+++ Fragmento proporcionado
Hablaré de sencillez, tradición, retórica, adjetivación y laconismo. Lo haré escuetamente (en este formato no cabe otra manera) pero con la ilusión de que los cuatro que me lean observen cómo renuncio a la vaca y las dos hectáreas que me tocan; cómo ordeño mi cabra a orillas de un río, justamente donde éste aprieta sus costados para, valiéndose del rabión, salvar el peralte. Me apoyaré en algunos maestros; sobre todo en dos que nos dejaron por escrito su Arte Poética: Horacio y Pound. Pero también recalaré en Alcmán, Heródoto, Eliano, Dante, Villon, Marvell y Gonzalo Millán entre otros. Todos sabemos que los poetas enarbolamos las teorías que vienen a reforzar nuestra obra. Esto es inevitable. Sin embargo, espero que, sin renunciar a exponer mis convicciones, pueda hacerlo bajo el influjo de un espíritu sosegado. Diré lo que creo, pero vaya por delante que me empuja más un ánimo inclusivo que su contrario. Declaro abiertamente que, aunque tenga y retenga a mi cabra, aunque ésta no se avenga a ninguna pradera, aprecio mucho el buen queso de la obediente la vaca. 


       
¿SENCILLEZ O EXACTITUD? ¿COMPLEJIDAD O AMBICIÓN?


Cualquier asunto, pues, o pensamiento / debe ser único y sencillo, dijo Horacio. Tratar la “cosa” directamente, ya fuese subjetiva u objetiva, dijo Pound.
++++++
+++ Conjunto de datos
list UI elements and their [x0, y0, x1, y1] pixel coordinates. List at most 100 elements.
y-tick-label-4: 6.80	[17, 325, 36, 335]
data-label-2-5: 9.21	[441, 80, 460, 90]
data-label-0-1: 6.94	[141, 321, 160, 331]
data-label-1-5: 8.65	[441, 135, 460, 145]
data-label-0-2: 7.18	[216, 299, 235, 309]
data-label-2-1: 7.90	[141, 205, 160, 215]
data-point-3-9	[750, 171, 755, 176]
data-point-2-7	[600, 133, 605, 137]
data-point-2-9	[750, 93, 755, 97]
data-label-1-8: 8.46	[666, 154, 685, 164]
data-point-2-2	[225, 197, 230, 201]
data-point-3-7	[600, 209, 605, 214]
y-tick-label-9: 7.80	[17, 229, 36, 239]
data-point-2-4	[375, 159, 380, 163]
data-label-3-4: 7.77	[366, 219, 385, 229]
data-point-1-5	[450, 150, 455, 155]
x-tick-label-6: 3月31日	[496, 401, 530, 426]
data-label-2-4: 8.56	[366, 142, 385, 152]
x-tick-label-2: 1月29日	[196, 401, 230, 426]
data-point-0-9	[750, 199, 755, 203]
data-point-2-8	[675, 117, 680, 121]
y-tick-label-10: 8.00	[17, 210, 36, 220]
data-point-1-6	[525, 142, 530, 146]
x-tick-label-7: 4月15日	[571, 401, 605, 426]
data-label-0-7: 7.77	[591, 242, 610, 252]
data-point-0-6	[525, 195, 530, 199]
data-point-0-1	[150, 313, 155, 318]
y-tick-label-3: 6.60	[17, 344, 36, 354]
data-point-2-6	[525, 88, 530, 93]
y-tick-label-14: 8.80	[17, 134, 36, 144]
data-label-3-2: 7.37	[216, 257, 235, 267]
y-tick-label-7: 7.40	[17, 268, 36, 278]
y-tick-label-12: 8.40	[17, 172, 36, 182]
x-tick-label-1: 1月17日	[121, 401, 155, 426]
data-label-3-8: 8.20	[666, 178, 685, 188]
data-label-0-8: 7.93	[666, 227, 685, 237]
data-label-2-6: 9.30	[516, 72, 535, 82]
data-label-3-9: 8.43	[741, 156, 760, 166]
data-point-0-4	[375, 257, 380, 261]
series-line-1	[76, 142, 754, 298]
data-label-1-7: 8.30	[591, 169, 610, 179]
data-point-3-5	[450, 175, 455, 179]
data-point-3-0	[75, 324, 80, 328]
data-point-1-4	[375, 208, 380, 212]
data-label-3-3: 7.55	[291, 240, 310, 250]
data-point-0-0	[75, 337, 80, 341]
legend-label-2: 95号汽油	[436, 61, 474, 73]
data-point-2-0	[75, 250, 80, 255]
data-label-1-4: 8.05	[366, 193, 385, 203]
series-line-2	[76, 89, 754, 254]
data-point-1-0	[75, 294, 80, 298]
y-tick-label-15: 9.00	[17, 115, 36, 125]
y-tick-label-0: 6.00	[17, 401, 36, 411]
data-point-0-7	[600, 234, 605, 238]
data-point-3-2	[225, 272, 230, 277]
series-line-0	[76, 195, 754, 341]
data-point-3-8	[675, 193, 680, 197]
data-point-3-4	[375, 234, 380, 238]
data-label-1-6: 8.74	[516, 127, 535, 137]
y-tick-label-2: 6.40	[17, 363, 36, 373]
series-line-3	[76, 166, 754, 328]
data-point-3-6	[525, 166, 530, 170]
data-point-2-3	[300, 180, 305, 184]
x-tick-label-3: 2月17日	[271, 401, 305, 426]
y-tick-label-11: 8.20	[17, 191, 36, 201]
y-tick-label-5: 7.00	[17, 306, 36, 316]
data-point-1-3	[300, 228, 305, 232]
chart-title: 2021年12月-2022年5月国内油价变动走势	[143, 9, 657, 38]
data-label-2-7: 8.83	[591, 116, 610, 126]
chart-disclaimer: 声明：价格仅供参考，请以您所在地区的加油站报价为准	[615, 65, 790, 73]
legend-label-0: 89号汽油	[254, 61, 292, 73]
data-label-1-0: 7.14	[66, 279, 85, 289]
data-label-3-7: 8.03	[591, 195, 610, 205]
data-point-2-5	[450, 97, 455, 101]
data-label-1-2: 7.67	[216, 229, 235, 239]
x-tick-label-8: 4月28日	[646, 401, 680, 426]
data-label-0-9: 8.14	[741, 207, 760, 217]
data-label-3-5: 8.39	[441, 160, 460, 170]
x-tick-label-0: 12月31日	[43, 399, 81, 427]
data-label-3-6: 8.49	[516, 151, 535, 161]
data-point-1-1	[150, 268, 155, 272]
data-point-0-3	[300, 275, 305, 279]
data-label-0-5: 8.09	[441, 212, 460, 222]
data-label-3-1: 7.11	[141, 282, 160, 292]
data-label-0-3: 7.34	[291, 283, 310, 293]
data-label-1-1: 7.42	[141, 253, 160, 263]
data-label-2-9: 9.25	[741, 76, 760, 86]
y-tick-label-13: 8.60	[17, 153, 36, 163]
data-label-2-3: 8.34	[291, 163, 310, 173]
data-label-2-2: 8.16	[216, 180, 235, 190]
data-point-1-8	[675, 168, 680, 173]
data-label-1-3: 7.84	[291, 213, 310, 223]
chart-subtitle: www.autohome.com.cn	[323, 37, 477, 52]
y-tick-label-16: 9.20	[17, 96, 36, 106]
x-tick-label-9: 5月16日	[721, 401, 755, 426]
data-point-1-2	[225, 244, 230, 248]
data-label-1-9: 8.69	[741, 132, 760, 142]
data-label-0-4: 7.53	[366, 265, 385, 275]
++++++
Tareas del ejercicio
[1] Enumera los temas que, según el fragmento, tratará su autor.
[2] Por favor, cambia "data-point" por "data-marker" en el tramo del listado que va desde su comienzo hasta la línea que contiene "197, 230, 201]", ambas incluidas. Reproduce solo ese tramo, con todo lo demás sin modificar.
El fragmento y el listado proceden de fuentes distintas.

Soluciones completas
[1] Sencillez, tradición, retórica, adjetivación y laconismo.

[2]
list UI elements and their [x0, y0, x1, y1] pixel coordinates. List at most 100 elements.
y-tick-label-4: 6.80	[17, 325, 36, 335]
data-label-2-5: 9.21	[441, 80, 460, 90]
data-label-0-1: 6.94	[141, 321, 160, 331]
data-label-1-5: 8.65	[441, 135, 460, 145]
data-label-0-2: 7.18	[216, 299, 235, 309]
data-label-2-1: 7.90	[141, 205, 160, 215]
data-marker-3-9	[750, 171, 755, 176]
data-marker-2-7	[600, 133, 605, 137]
data-marker-2-9	[750, 93, 755, 97]
data-label-1-8: 8.46	[666, 154, 685, 164]
data-marker-2-2	[225, 197, 230, 201]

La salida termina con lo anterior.